══ THE DATA

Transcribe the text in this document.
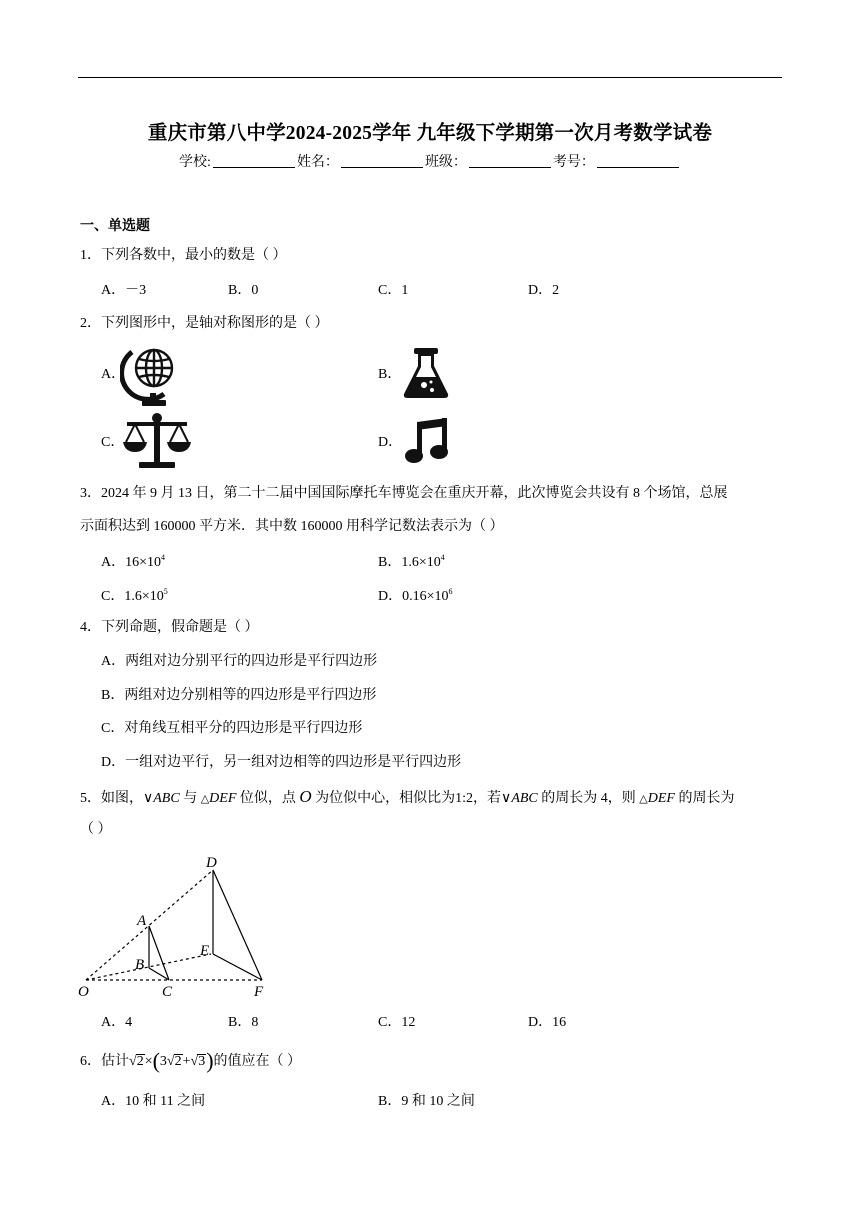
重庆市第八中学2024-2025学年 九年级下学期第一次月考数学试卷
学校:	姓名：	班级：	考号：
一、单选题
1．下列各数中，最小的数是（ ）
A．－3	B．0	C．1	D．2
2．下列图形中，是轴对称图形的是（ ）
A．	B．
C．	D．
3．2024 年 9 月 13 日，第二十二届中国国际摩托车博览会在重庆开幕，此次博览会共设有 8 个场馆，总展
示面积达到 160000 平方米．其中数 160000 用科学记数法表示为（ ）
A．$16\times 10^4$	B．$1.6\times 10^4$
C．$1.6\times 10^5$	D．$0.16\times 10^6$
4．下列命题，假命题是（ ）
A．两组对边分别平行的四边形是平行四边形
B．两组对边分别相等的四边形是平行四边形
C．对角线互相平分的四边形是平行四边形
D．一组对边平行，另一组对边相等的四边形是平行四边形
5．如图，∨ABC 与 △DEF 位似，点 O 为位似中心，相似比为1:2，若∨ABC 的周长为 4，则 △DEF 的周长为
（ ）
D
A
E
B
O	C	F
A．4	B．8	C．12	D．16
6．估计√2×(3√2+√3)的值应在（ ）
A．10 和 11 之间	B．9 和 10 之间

════
══ THE DATA

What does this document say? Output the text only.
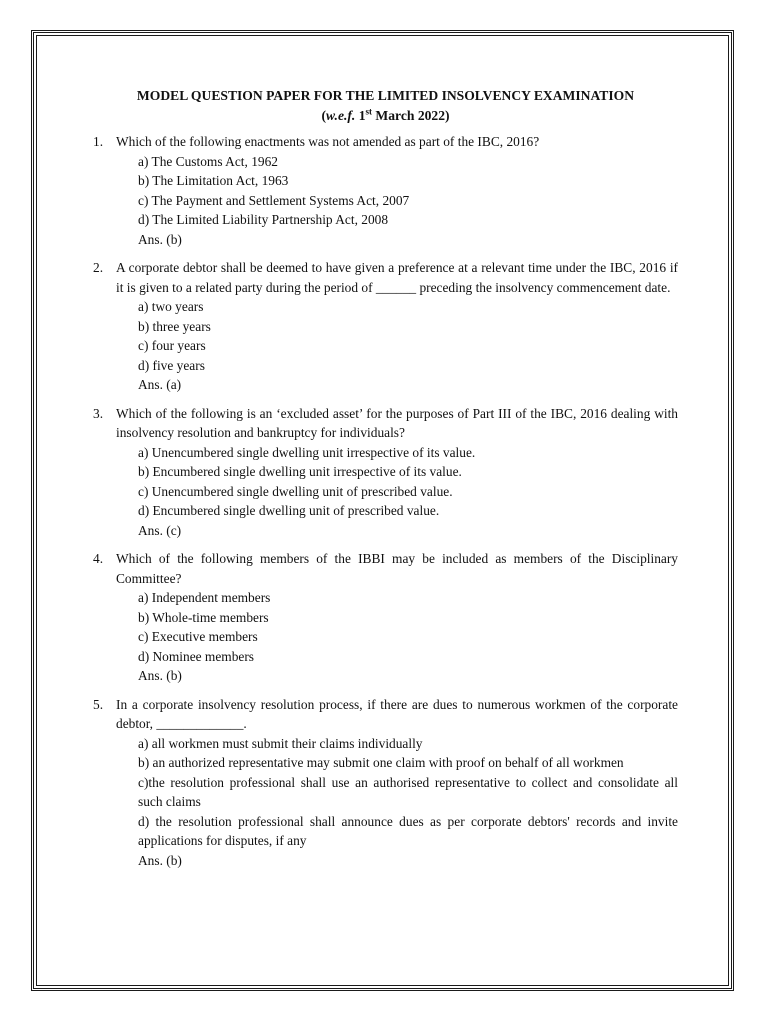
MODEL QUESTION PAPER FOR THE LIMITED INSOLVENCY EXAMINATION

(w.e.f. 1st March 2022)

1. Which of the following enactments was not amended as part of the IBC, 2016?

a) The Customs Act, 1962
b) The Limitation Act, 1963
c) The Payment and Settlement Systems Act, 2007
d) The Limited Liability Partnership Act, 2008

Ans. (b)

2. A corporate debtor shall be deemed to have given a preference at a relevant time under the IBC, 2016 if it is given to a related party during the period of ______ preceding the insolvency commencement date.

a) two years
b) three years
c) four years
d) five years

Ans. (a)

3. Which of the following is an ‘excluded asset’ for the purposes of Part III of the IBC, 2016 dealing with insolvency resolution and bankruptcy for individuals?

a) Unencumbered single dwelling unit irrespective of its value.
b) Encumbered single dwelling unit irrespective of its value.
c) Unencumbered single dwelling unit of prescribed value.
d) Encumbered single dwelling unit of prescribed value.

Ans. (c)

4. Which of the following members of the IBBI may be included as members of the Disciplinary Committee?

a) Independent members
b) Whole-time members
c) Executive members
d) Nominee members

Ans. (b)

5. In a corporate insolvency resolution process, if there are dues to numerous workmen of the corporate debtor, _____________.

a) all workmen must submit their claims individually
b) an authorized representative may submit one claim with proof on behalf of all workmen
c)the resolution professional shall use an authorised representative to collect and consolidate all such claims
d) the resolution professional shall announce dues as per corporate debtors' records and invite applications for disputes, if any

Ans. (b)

════
══ THE DATA

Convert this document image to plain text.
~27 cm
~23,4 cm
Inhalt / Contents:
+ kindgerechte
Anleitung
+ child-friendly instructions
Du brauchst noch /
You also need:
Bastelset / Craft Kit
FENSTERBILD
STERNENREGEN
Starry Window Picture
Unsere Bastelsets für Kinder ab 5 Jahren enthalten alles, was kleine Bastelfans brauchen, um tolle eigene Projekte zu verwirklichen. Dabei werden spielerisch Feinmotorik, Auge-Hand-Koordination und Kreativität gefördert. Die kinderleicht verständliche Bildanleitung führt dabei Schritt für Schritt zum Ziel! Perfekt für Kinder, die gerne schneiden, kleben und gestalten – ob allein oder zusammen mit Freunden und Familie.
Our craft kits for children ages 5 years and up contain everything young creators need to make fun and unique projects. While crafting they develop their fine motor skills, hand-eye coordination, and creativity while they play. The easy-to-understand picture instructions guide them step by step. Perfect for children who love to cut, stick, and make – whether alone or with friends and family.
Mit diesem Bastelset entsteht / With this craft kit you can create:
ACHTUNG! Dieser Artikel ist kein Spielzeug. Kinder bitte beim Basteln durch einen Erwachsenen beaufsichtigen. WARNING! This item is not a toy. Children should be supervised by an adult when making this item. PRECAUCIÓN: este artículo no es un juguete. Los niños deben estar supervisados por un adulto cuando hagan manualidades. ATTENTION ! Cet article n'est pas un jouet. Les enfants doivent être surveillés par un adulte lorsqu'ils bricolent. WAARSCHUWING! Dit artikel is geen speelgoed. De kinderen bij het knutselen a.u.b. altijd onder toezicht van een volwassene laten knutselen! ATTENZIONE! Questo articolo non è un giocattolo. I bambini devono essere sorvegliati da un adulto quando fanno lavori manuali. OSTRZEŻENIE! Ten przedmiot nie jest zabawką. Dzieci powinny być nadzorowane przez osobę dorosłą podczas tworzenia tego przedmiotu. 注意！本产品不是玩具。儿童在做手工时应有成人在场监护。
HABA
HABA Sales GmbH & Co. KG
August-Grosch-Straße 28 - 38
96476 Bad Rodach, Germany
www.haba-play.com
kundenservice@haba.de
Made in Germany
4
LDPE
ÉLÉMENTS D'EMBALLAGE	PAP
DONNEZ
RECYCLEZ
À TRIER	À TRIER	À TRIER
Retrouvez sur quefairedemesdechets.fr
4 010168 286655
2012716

════

Where a line above contains the string "dwelling", copy that line.

a) Unencumbered single dwelling unit irrespective of its value.
b) Encumbered single dwelling unit irrespective of its value.
c) Unencumbered single dwelling unit of prescribed value.
d) Encumbered single dwelling unit of prescribed value.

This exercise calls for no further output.